#### [SHORT EXERCISE]
Return the count of lines that mention "JSON", with no other words.

#### [MATERIAL FOR THE TASK]
begin
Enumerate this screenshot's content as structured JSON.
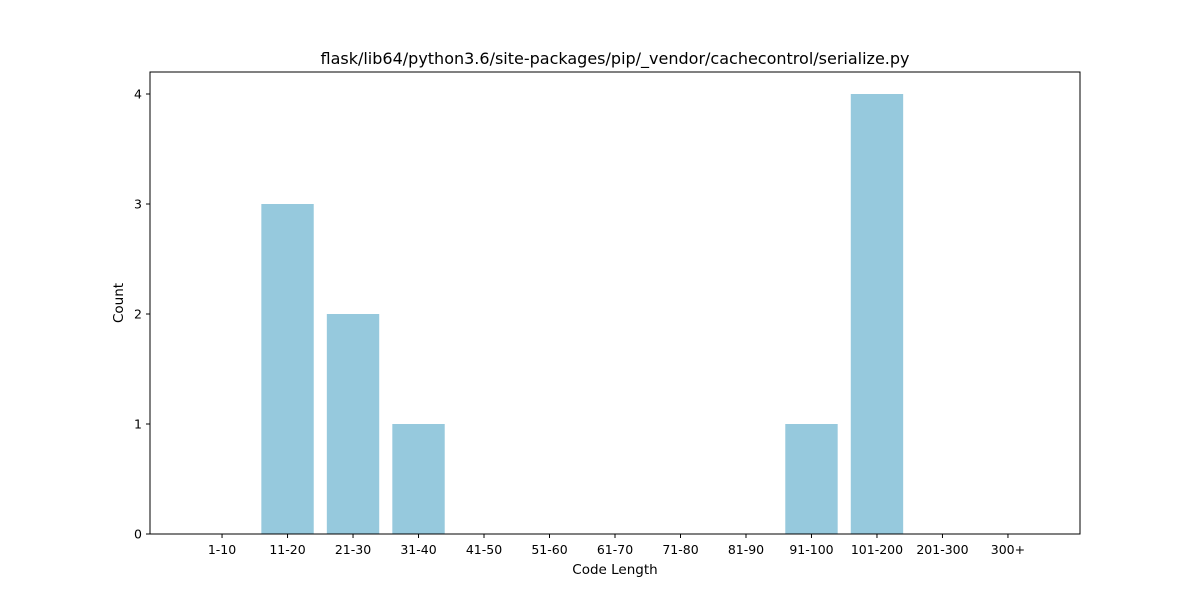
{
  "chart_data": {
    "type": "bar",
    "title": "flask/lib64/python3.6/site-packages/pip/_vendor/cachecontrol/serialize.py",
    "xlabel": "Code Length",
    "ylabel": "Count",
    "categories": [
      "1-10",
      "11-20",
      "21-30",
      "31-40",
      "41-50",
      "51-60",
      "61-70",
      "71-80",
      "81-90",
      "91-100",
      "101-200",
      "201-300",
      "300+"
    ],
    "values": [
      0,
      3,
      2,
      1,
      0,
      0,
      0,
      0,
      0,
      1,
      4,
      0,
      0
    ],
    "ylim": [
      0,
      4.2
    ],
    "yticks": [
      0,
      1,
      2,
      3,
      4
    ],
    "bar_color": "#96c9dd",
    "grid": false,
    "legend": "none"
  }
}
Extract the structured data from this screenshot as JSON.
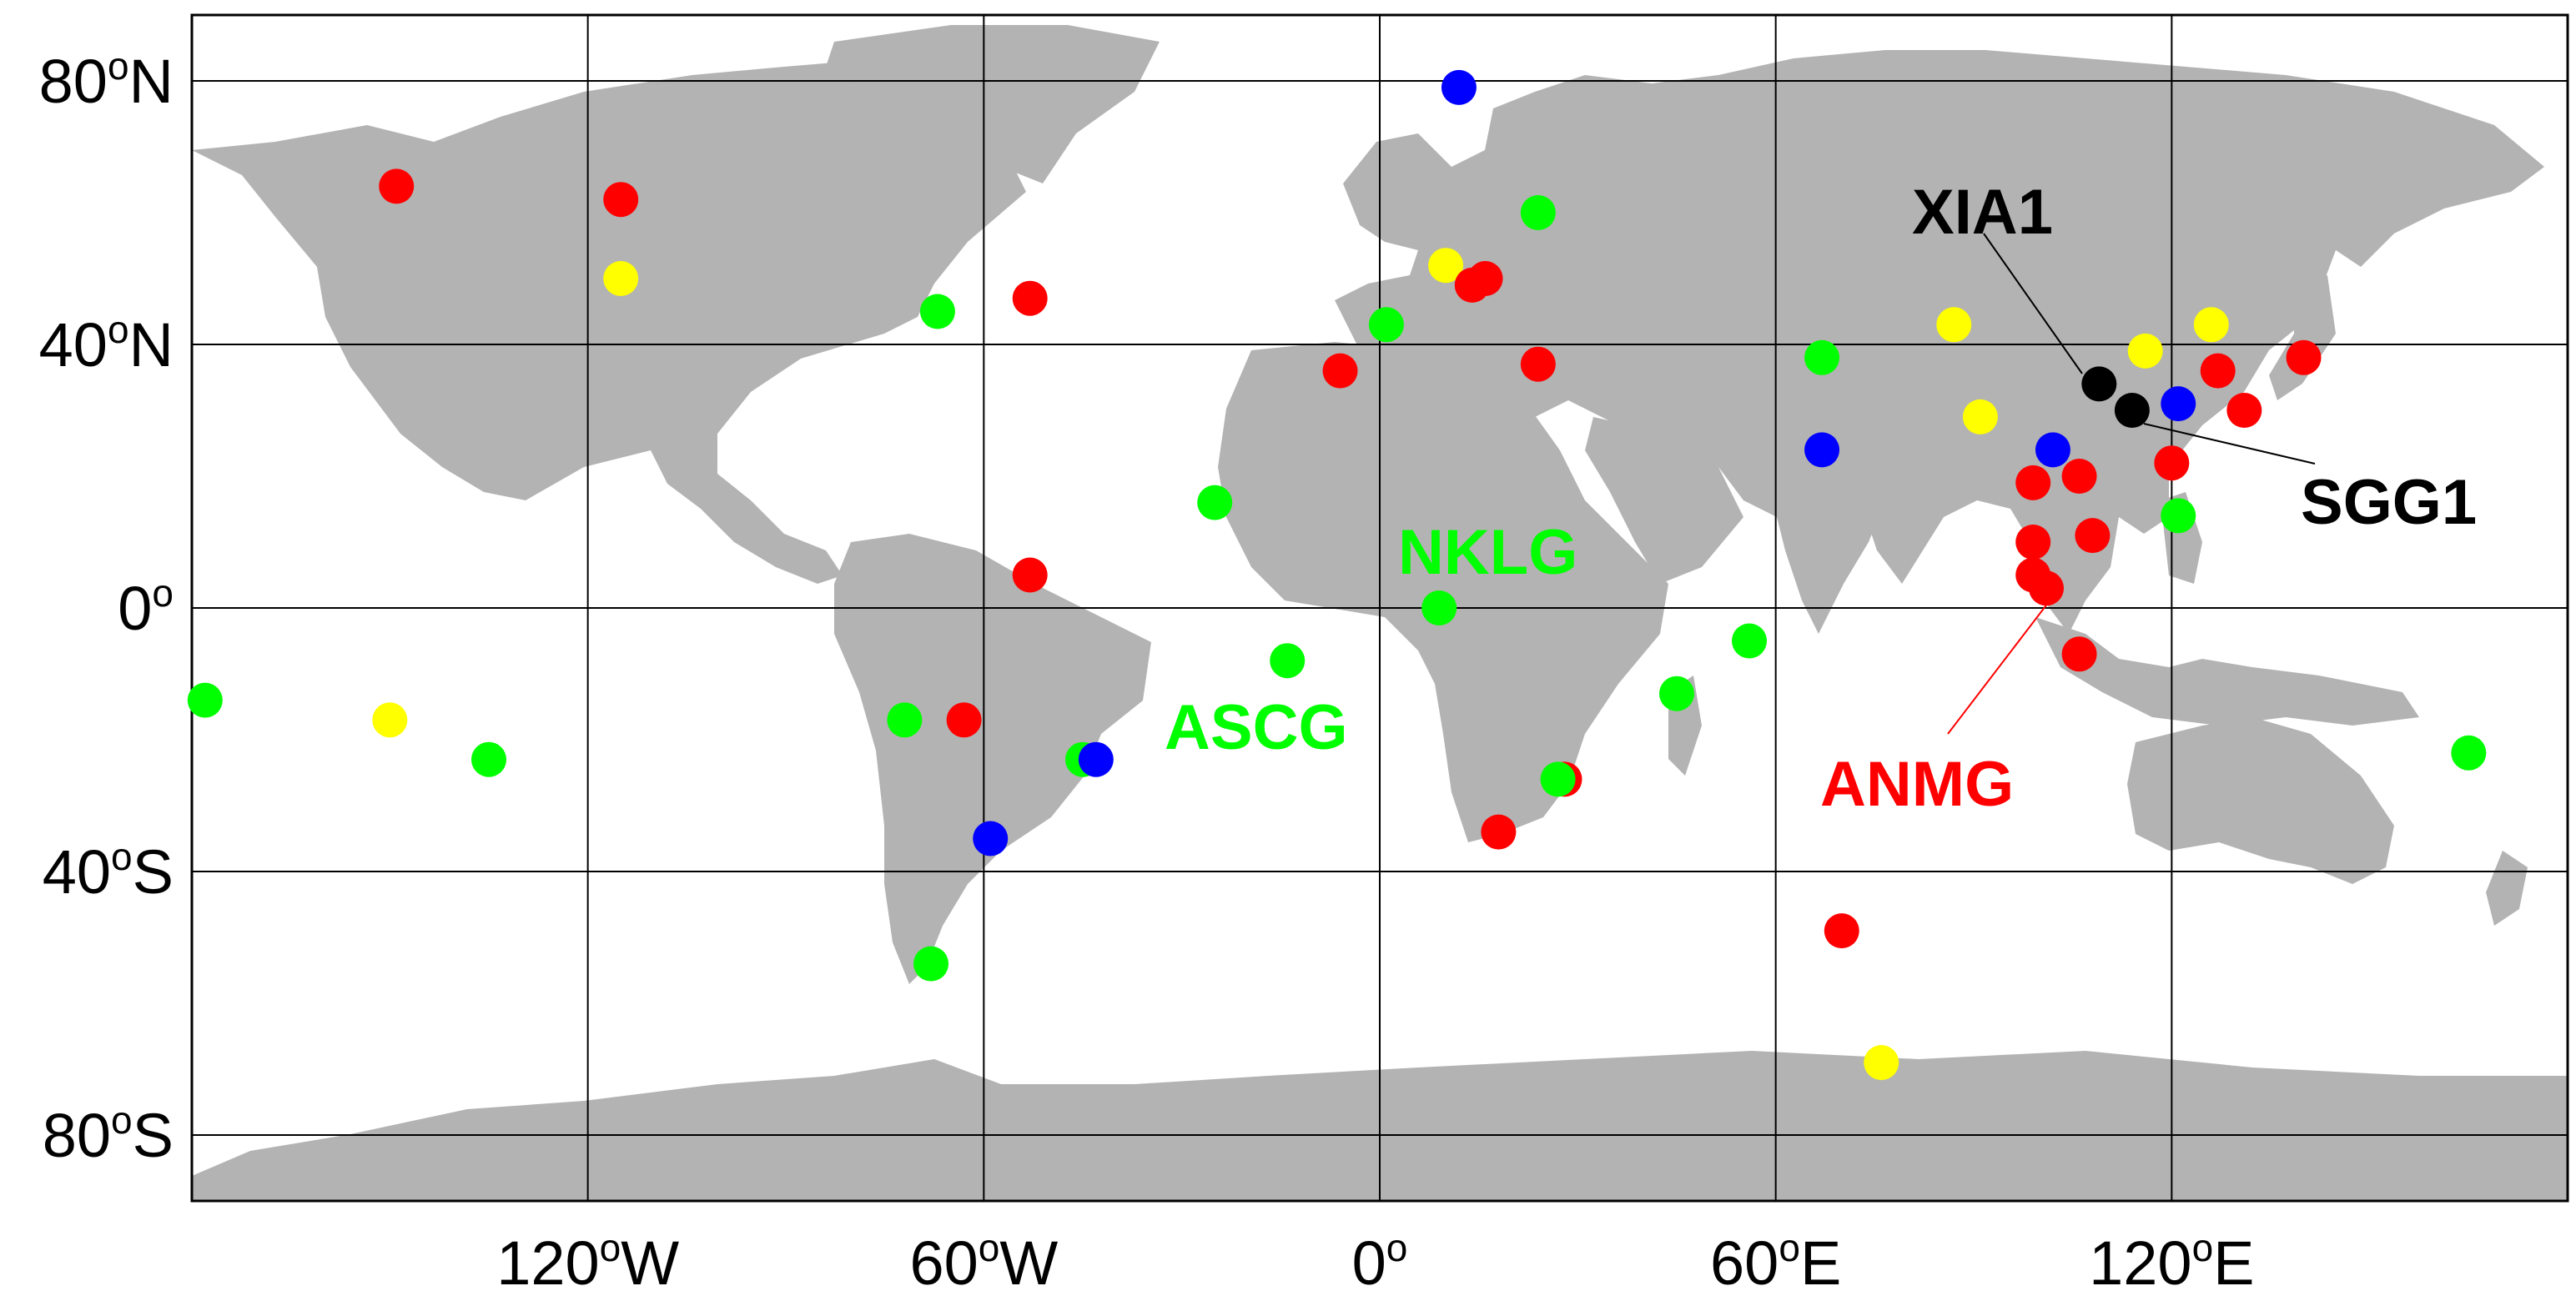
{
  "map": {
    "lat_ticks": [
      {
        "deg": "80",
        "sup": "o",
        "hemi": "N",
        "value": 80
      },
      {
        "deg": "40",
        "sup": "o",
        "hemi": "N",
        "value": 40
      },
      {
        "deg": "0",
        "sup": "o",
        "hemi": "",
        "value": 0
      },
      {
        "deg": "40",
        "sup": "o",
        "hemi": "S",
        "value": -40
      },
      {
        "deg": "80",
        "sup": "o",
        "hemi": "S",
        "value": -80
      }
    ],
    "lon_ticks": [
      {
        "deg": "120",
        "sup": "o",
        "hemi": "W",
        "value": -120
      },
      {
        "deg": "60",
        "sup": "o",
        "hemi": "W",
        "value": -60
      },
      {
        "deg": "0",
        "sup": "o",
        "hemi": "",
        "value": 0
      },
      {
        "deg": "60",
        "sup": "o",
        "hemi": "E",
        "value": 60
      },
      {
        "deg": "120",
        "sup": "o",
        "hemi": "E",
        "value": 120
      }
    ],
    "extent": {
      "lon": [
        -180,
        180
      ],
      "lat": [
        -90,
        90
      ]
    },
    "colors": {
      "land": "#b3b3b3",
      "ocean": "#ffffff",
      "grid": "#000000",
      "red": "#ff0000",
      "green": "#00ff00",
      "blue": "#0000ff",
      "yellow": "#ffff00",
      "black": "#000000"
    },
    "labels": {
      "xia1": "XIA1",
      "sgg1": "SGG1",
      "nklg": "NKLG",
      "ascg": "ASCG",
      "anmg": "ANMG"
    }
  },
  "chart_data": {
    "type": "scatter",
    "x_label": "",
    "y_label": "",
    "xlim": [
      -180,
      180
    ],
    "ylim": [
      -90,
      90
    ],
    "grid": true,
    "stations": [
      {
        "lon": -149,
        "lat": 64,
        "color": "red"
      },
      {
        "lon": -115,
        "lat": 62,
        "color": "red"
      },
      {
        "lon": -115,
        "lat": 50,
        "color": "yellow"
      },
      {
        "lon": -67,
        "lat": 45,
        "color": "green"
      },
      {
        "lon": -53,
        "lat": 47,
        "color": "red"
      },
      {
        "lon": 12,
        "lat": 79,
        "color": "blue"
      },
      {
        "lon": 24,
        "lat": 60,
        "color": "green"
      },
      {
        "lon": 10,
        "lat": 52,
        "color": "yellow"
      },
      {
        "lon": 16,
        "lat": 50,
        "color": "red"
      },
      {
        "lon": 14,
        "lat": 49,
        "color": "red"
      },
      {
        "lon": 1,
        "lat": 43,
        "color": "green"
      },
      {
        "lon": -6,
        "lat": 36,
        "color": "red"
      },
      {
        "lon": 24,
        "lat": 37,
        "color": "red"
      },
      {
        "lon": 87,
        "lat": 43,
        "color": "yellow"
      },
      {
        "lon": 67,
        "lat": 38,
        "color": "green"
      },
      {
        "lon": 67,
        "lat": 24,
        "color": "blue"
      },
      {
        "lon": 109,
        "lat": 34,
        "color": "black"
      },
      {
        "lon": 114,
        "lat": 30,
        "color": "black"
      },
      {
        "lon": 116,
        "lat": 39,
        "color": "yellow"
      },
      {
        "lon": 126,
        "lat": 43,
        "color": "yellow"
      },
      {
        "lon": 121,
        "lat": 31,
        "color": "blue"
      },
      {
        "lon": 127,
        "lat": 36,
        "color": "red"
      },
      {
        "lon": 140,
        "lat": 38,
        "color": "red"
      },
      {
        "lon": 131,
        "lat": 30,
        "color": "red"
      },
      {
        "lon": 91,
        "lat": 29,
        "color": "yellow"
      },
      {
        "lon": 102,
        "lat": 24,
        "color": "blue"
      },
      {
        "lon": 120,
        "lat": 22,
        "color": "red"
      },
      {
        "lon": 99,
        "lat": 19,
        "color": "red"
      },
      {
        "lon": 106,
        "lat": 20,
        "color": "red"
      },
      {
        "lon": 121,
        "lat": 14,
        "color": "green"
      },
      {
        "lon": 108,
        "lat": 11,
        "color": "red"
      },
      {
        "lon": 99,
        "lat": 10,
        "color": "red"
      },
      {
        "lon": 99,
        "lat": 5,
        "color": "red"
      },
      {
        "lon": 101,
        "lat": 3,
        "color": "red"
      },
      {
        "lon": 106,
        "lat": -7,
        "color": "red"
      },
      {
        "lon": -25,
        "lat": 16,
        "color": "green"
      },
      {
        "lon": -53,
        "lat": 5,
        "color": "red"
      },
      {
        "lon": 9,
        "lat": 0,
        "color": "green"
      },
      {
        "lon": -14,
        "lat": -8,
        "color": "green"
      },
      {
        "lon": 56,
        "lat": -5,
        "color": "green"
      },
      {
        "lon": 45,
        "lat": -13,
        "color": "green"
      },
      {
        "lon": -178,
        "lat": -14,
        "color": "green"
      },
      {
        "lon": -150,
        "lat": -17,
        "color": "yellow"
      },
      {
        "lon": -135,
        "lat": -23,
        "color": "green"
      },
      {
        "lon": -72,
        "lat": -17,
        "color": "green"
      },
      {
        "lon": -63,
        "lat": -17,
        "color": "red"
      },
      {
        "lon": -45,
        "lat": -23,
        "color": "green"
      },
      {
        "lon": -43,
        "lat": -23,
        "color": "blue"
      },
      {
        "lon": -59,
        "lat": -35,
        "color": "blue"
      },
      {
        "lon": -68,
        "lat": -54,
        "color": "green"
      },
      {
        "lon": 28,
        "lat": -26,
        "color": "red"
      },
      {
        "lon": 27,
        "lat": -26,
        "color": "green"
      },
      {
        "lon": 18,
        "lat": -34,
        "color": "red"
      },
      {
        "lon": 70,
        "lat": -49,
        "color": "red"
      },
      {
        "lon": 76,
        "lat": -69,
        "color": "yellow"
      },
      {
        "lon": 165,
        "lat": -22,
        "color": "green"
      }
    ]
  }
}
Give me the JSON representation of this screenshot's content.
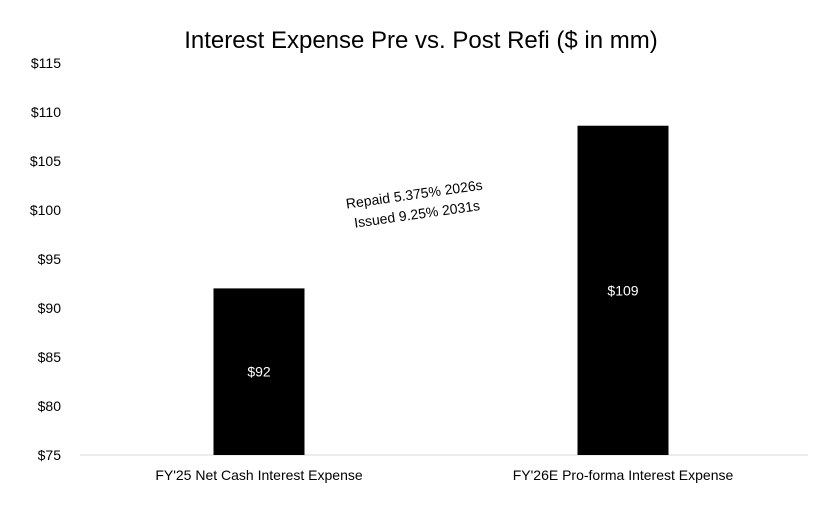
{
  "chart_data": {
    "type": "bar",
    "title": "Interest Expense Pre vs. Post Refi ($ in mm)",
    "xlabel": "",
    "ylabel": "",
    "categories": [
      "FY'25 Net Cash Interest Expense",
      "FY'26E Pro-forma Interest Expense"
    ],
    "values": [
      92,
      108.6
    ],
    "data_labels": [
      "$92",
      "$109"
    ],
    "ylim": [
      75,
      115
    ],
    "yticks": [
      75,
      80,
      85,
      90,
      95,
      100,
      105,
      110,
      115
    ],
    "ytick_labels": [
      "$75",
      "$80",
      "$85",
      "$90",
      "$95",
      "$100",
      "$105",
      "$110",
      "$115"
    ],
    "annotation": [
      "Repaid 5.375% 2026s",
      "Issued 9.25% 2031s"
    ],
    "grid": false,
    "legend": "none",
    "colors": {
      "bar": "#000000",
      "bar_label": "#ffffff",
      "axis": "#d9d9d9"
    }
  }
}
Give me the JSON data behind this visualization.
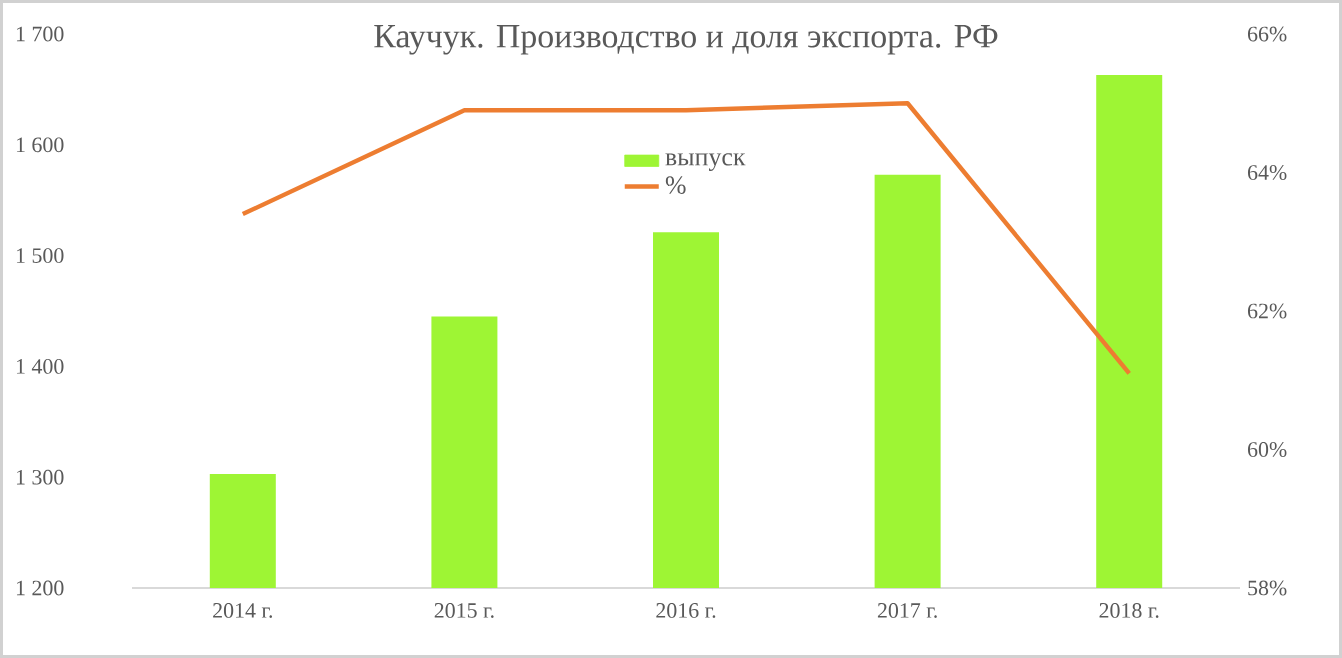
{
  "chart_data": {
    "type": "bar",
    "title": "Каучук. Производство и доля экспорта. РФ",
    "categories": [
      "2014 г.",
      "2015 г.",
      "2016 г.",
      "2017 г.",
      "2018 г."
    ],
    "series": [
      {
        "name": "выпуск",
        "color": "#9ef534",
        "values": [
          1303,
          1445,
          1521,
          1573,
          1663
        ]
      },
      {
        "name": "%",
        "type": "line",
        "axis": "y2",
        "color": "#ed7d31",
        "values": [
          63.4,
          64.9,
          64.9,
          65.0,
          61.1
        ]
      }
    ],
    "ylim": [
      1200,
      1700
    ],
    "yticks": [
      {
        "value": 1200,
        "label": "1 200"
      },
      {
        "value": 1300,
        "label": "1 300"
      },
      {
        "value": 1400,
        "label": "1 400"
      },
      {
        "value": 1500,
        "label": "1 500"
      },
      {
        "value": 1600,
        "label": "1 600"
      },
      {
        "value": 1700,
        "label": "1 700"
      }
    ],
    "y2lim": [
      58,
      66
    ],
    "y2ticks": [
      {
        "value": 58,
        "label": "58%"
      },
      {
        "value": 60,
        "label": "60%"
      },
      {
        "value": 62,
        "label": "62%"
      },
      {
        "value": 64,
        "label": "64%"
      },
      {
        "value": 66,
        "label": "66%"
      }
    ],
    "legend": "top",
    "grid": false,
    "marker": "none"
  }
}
end
#### [ANSWER BELOW]
4